[BRIEF]: List every row below that contains the word "likes", copying each such row in full.

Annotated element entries
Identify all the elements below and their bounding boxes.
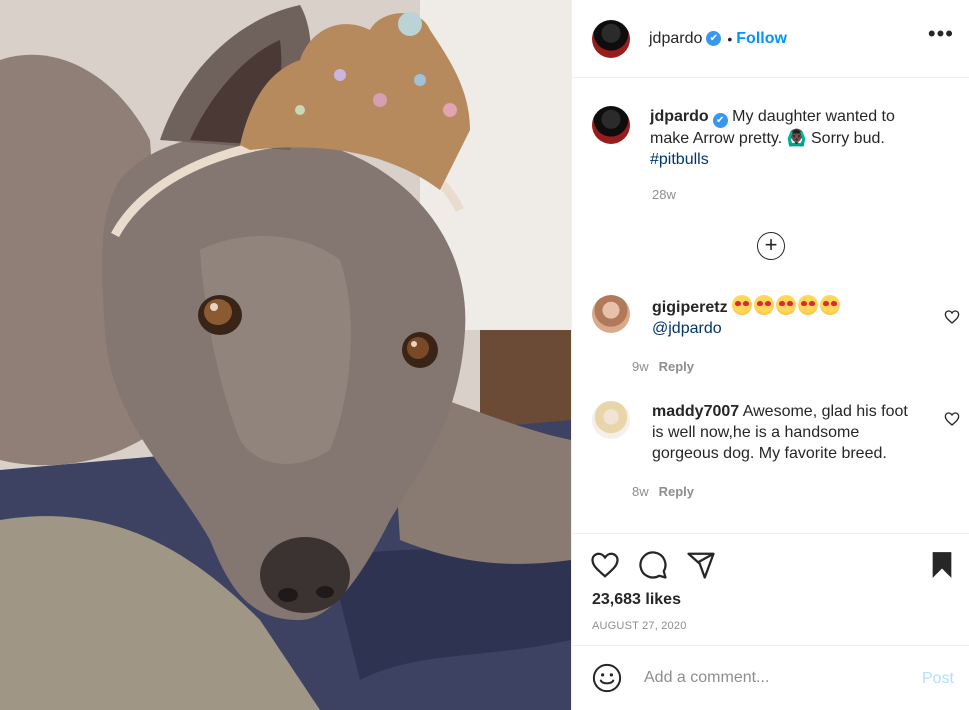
likes-count[interactable]: 23,683 likes <box>592 591 681 609</box>
comment-time[interactable]: 8w <box>632 484 649 499</box>
emoji-icon[interactable] <box>592 663 622 693</box>
share-icon[interactable] <box>686 550 716 580</box>
like-comment-heart-icon[interactable] <box>944 309 960 325</box>
comment-username[interactable]: maddy7007 <box>652 403 739 420</box>
post-image[interactable] <box>0 0 571 710</box>
post-actions: 23,683 likes AUGUST 27, 2020 <box>572 533 969 645</box>
caption-time[interactable]: 28w <box>652 187 676 202</box>
caption-author-avatar[interactable] <box>592 106 630 144</box>
post-date[interactable]: AUGUST 27, 2020 <box>592 620 687 632</box>
verified-badge-icon: ✔ <box>712 113 728 128</box>
dog-photo <box>0 0 571 710</box>
post-caption: jdpardo ✔ My daughter wanted to make Arro… <box>592 106 930 170</box>
author-avatar[interactable] <box>592 19 630 58</box>
comment-meta: 8w Reply <box>632 484 694 499</box>
comment-body: maddy7007 Awesome, glad his foot is well… <box>652 401 912 464</box>
comments-section[interactable]: jdpardo ✔ My daughter wanted to make Arro… <box>572 79 969 533</box>
caption-text-block: jdpardo ✔ My daughter wanted to make Arro… <box>650 106 930 170</box>
commenter-avatar[interactable] <box>592 401 630 439</box>
heart-eyes-emoji <box>732 295 753 315</box>
post-comment-button[interactable]: Post <box>922 670 954 688</box>
comment-icon[interactable] <box>638 550 668 580</box>
like-comment-heart-icon[interactable] <box>944 411 960 427</box>
comment-meta: 9w Reply <box>632 359 694 374</box>
heart-eyes-emoji-group <box>732 295 841 315</box>
comment-mention[interactable]: @jdpardo <box>652 320 722 337</box>
add-comment-bar: Post <box>572 645 969 710</box>
load-more-icon[interactable]: + <box>757 232 785 260</box>
author-username[interactable]: jdpardo <box>649 30 702 48</box>
heart-icon[interactable] <box>590 550 620 580</box>
more-options-icon[interactable]: ••• <box>928 23 954 45</box>
comment-item: maddy7007 Awesome, glad his foot is well… <box>592 401 962 464</box>
heart-eyes-emoji <box>776 295 797 315</box>
post-detail-panel: jdpardo ✔ • Follow ••• jdpardo ✔ My daugh… <box>571 0 969 710</box>
reply-button[interactable]: Reply <box>659 484 694 499</box>
comment-item: gigiperetz @jdpardo <box>592 295 962 339</box>
heart-eyes-emoji <box>754 295 775 315</box>
comment-input[interactable] <box>644 669 904 687</box>
reply-button[interactable]: Reply <box>659 359 694 374</box>
bookmark-icon[interactable] <box>928 550 956 580</box>
caption-hashtag[interactable]: #pitbulls <box>650 151 709 168</box>
caption-username[interactable]: jdpardo <box>650 108 709 125</box>
heart-eyes-emoji <box>820 295 841 315</box>
separator-dot: • <box>727 30 733 47</box>
heart-eyes-emoji <box>798 295 819 315</box>
comment-username[interactable]: gigiperetz <box>652 299 728 316</box>
follow-button[interactable]: Follow <box>736 30 787 48</box>
comment-time[interactable]: 9w <box>632 359 649 374</box>
commenter-avatar[interactable] <box>592 295 630 333</box>
verified-badge-icon: ✔ <box>706 31 722 46</box>
comment-body: gigiperetz @jdpardo <box>652 295 912 339</box>
post-header: jdpardo ✔ • Follow ••• <box>572 0 969 78</box>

[RESPONSE FOR THIS EXERCISE]:
likes-count[interactable]: 23,683 likes <box>592 591 681 609</box>
post-actions: 23,683 likes AUGUST 27, 2020 <box>572 533 969 645</box>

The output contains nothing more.